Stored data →
====
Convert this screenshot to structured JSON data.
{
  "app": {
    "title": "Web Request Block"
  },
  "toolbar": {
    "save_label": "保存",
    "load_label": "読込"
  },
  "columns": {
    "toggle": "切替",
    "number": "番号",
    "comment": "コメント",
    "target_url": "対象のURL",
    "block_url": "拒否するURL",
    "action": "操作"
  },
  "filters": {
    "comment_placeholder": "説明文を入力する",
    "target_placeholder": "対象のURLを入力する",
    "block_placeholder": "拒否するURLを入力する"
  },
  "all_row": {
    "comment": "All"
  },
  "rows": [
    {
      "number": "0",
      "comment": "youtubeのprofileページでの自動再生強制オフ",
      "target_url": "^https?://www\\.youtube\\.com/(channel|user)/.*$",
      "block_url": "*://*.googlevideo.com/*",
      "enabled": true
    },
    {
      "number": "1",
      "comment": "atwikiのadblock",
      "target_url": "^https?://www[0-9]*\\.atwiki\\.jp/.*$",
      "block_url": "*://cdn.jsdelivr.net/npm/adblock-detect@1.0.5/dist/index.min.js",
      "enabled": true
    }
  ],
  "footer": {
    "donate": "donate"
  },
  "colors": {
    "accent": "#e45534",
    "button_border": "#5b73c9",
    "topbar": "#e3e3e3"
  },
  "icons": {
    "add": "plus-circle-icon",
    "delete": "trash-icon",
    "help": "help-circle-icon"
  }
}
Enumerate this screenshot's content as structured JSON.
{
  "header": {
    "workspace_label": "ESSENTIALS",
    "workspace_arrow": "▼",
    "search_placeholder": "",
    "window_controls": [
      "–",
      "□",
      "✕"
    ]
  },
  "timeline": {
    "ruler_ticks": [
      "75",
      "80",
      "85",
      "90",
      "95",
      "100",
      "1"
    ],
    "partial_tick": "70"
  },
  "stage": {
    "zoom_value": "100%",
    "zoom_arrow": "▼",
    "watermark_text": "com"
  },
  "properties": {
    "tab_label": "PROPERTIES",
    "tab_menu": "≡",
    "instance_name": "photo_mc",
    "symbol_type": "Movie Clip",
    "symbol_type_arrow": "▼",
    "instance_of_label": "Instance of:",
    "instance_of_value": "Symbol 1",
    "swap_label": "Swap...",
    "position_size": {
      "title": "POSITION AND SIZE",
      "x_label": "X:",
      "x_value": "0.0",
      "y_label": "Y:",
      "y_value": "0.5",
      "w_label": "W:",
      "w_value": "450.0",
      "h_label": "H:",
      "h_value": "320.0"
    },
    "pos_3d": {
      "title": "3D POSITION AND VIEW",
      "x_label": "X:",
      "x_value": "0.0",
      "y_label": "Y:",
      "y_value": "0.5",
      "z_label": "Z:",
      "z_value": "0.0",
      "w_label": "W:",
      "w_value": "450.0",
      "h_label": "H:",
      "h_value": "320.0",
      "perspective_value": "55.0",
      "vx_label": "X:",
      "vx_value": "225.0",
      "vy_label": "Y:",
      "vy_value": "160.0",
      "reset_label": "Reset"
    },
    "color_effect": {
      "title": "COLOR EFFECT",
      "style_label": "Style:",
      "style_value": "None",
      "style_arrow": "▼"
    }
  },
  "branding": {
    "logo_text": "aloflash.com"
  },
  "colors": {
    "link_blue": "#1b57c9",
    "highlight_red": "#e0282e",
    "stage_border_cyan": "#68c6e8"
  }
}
====
PROMPT →
Copy the material above, line for line.

RESPONSE →
Convert this screenshot to structured JSON data.
{
  "app": {
    "title": "Web Request Block"
  },
  "toolbar": {
    "save_label": "保存",
    "load_label": "読込"
  },
  "columns": {
    "toggle": "切替",
    "number": "番号",
    "comment": "コメント",
    "target_url": "対象のURL",
    "block_url": "拒否するURL",
    "action": "操作"
  },
  "filters": {
    "comment_placeholder": "説明文を入力する",
    "target_placeholder": "対象のURLを入力する",
    "block_placeholder": "拒否するURLを入力する"
  },
  "all_row": {
    "comment": "All"
  },
  "rows": [
    {
      "number": "0",
      "comment": "youtubeのprofileページでの自動再生強制オフ",
      "target_url": "^https?://www\\.youtube\\.com/(channel|user)/.*$",
      "block_url": "*://*.googlevideo.com/*",
      "enabled": true
    },
    {
      "number": "1",
      "comment": "atwikiのadblock",
      "target_url": "^https?://www[0-9]*\\.atwiki\\.jp/.*$",
      "block_url": "*://cdn.jsdelivr.net/npm/adblock-detect@1.0.5/dist/index.min.js",
      "enabled": true
    }
  ],
  "footer": {
    "donate": "donate"
  },
  "colors": {
    "accent": "#e45534",
    "button_border": "#5b73c9",
    "topbar": "#e3e3e3"
  },
  "icons": {
    "add": "plus-circle-icon",
    "delete": "trash-icon",
    "help": "help-circle-icon"
  }
}
Enumerate this screenshot's content as structured JSON.
{
  "header": {
    "workspace_label": "ESSENTIALS",
    "workspace_arrow": "▼",
    "search_placeholder": "",
    "window_controls": [
      "–",
      "□",
      "✕"
    ]
  },
  "timeline": {
    "ruler_ticks": [
      "75",
      "80",
      "85",
      "90",
      "95",
      "100",
      "1"
    ],
    "partial_tick": "70"
  },
  "stage": {
    "zoom_value": "100%",
    "zoom_arrow": "▼",
    "watermark_text": "com"
  },
  "properties": {
    "tab_label": "PROPERTIES",
    "tab_menu": "≡",
    "instance_name": "photo_mc",
    "symbol_type": "Movie Clip",
    "symbol_type_arrow": "▼",
    "instance_of_label": "Instance of:",
    "instance_of_value": "Symbol 1",
    "swap_label": "Swap...",
    "position_size": {
      "title": "POSITION AND SIZE",
      "x_label": "X:",
      "x_value": "0.0",
      "y_label": "Y:",
      "y_value": "0.5",
      "w_label": "W:",
      "w_value": "450.0",
      "h_label": "H:",
      "h_value": "320.0"
    },
    "pos_3d": {
      "title": "3D POSITION AND VIEW",
      "x_label": "X:",
      "x_value": "0.0",
      "y_label": "Y:",
      "y_value": "0.5",
      "z_label": "Z:",
      "z_value": "0.0",
      "w_label": "W:",
      "w_value": "450.0",
      "h_label": "H:",
      "h_value": "320.0",
      "perspective_value": "55.0",
      "vx_label": "X:",
      "vx_value": "225.0",
      "vy_label": "Y:",
      "vy_value": "160.0",
      "reset_label": "Reset"
    },
    "color_effect": {
      "title": "COLOR EFFECT",
      "style_label": "Style:",
      "style_value": "None",
      "style_arrow": "▼"
    }
  },
  "branding": {
    "logo_text": "aloflash.com"
  },
  "colors": {
    "link_blue": "#1b57c9",
    "highlight_red": "#e0282e",
    "stage_border_cyan": "#68c6e8"
  }
}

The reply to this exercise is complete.